[START Reading text]

Skip to content
New issue

Have a question about this project? Sign up for a free GitHub account to open an issue and contact its maintainers and the community.

By clicking “Sign up for GitHub”, you agree to our terms of service and privacy statement. We’ll occasionally send you account related emails.

Already on GitHub? Sign in to your account

Missing matches on announce where announce name is different #606

Open
skifavp opened this issue Mar 4, 2024 · 13 comments
Open

Missing matches on announce where announce name is different #606

skifavp opened this issue Mar 4, 2024 · 13 comments
Labels
enhancement enhances existing features search Related to search

Comments

@skifavp
Copy link

skifavp commented Mar 4, 2024

Tracker A announces as: TV.Show.S01E01.Episode.Name.1080p.AMZN.WEB-DL.DDP5.1.H.264-NTb
It will match with trackers via search on complete downloads or irc announce who use the same name announce method.
However some sites do: Showname S01E01 1080p AMZN WEB-DL DD+ 5.1 H.264-NTb, it wont match, so far i tried different settings between true/false. The actual filename is of course the same on one site the .torrent name the way it supposed to be, but IRC announce name is not. Anyway to improve it?

@zakkarry
Copy link
Collaborator

zakkarry commented Mar 7, 2024

There's a threshold and distance variable we use for reverse lookups, and depending on the differences this will either match or not. Given the nature of potential releases being named differently, if we decide to loosen the restrictions to allow MORE (not all) of releases like this to match, it also allows for releases with the same amount of changes to match causing erroneous snatching of torrents and potential mismatches.

It's a pretty difficult thing to narrow down to effective but not too loose. I have plans to look into tightening (not loosening) the reverse lookup matching, however it may be possible to integrate some sort of parsing logic to match in situations like you describe, where we look up group, season/ep, and title, and match accordingly.

It's something I'm personally aware of, but haven't really worked much on.

@zakkarry zakkarry added search Related to search enhancement enhances existing features labels Mar 7, 2024
@zakkarry zakkarry changed the title Miss match on torrents with slightly different release names. The actual filename/.torrent file name is the same. Missing matches on announce where announce name is different Mar 8, 2024
@MaddyTP
Copy link

MaddyTP commented Mar 30, 2024

What if a library similar to 'guessit' were used to parse/sterilize filename to improve matching?

https://guessit.readthedocs.io/en/latest/

GGBot uses guessit with excellent results when checking for duplicates. Obviously this is a python package, the method could probably be reverse engineered.

[END Reading text]
[START Raw data]

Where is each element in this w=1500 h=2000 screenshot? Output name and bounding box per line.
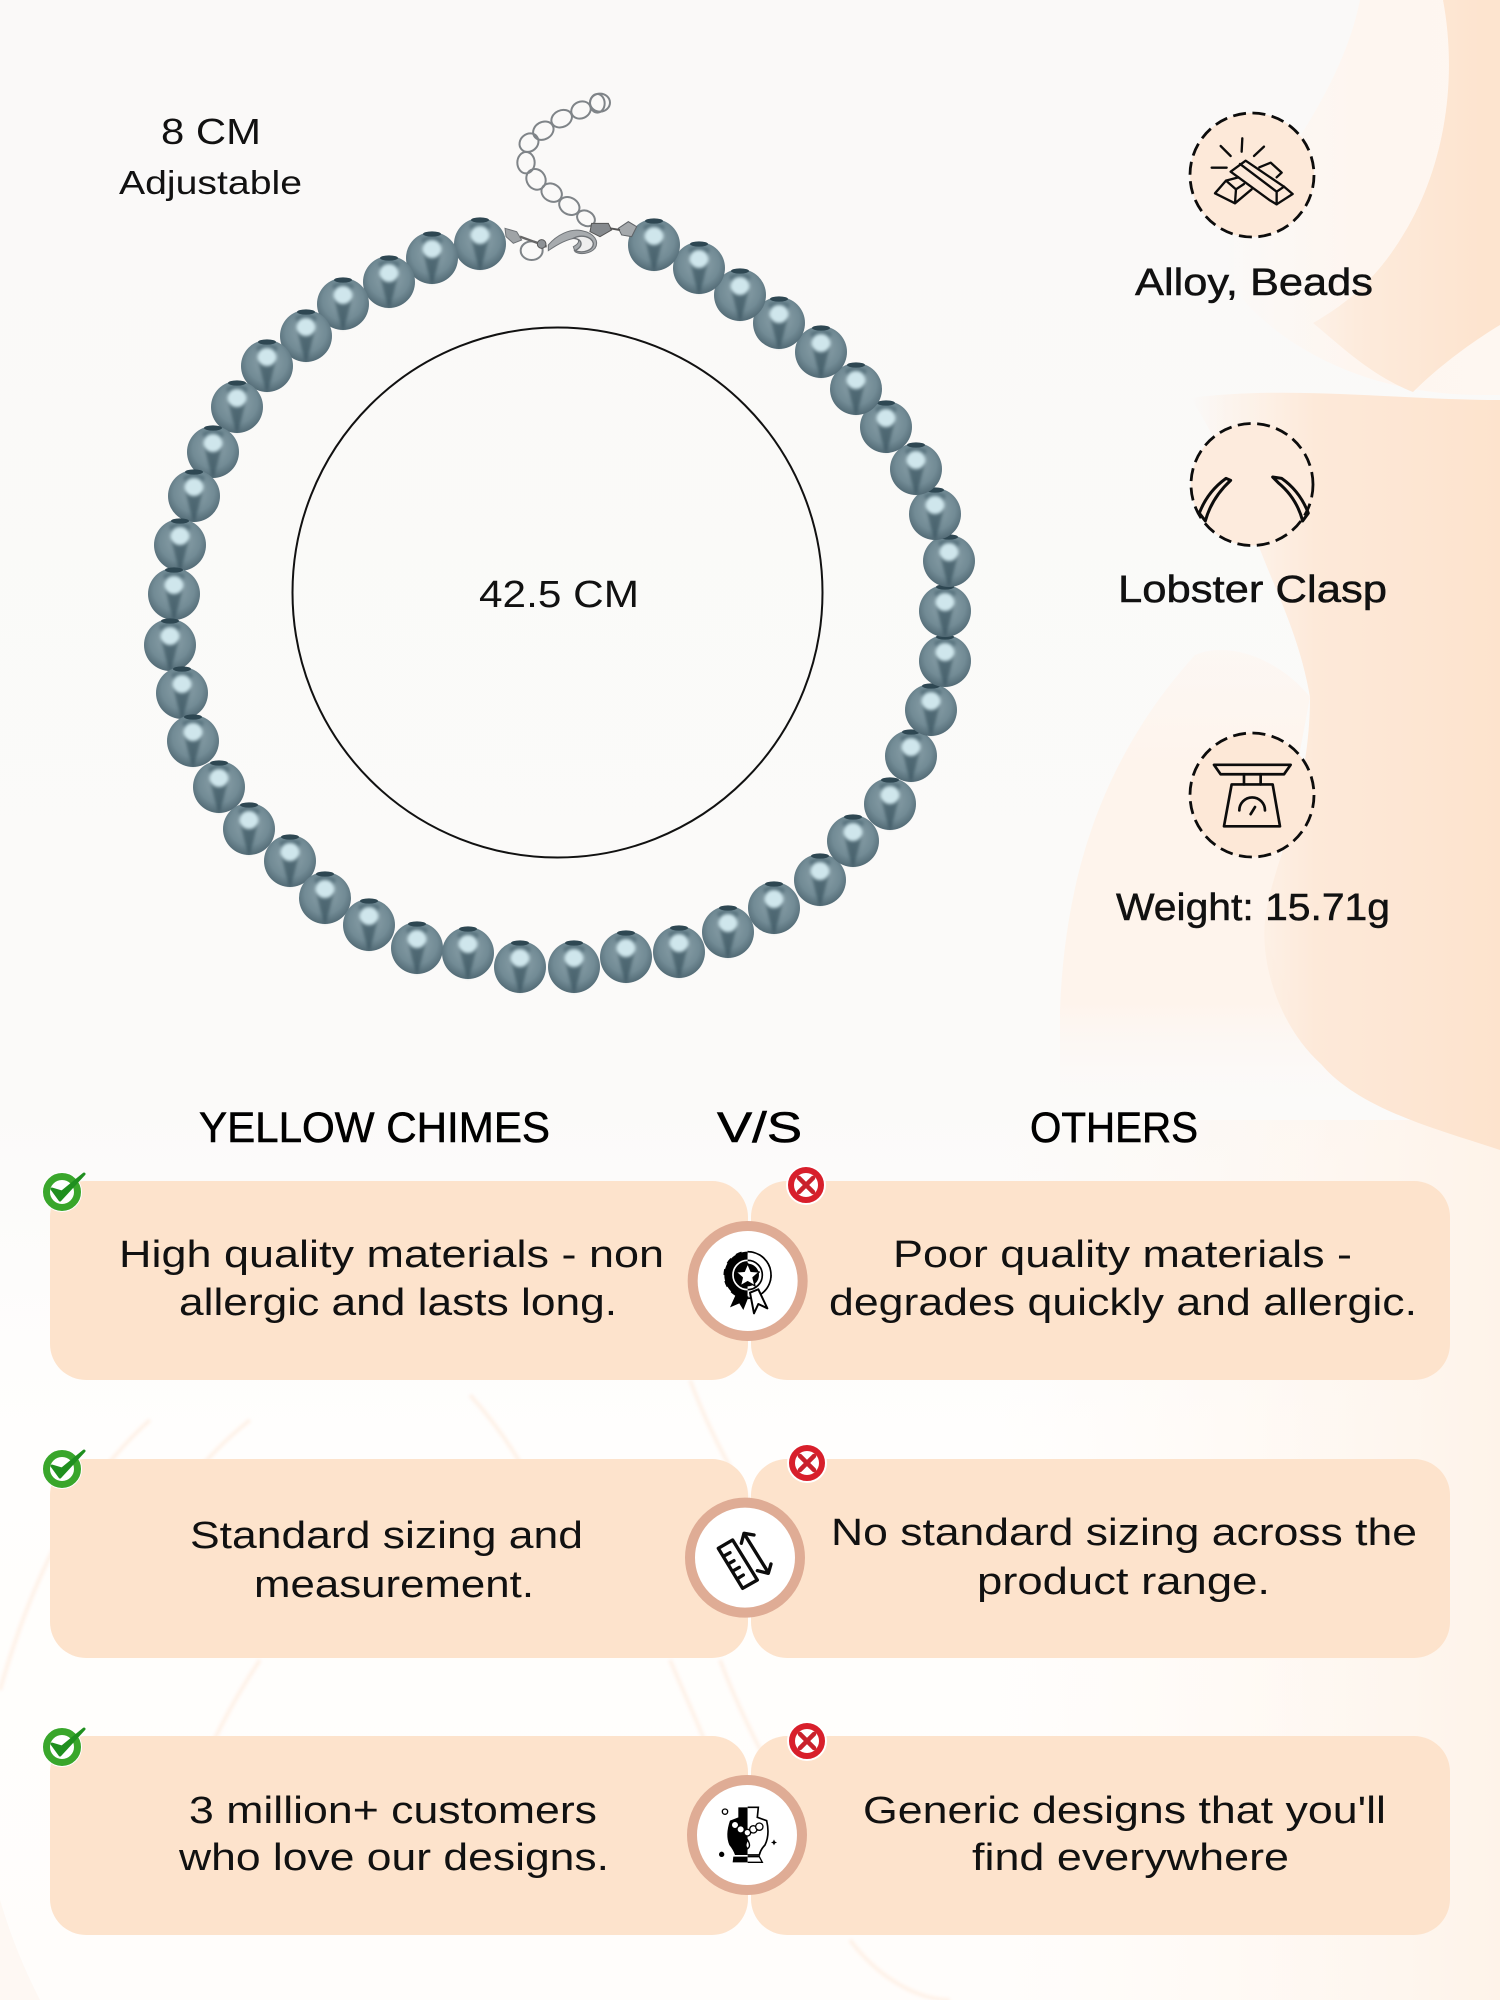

[END Raw data]

- Short task 1:
Answer these questions from the issue thread, writing each answer on its own line marked the same way.
(a) On what date did skifavp open the issue?
(b) Which library did MaddyTP suggest using to parse filenames?
(c) What two variables does zakkarry say are used for reverse lookups?
- Short task 2: Translate this sentence from the issue thread into Spanish: "It's something I'm personally aware of, but haven't really worked much on."
- Short task 3:
Decide whether each statement agrees with the issue thread. Answer yes or no, and quote the words from the thread that decide it.
(a) zakkarry plans to loosen the reverse lookup matching.
(b) GGBot uses guessit when checking for duplicates.
(c) guessit is a python package.

- Complete output 1:
(a) Mar 4, 2024
(b) guessit
(c) A threshold and a distance variable

- Complete output 2: Es algo de lo que soy consciente personalmente, pero en lo que realmente no he trabajado mucho.

- Complete output 3:
(a) No: "I have plans to look into tightening (not loosening) the reverse lookup matching"
(b) Yes: "GGBot uses guessit with excellent results when checking for duplicates."
(c) Yes: "Obviously this is a python package"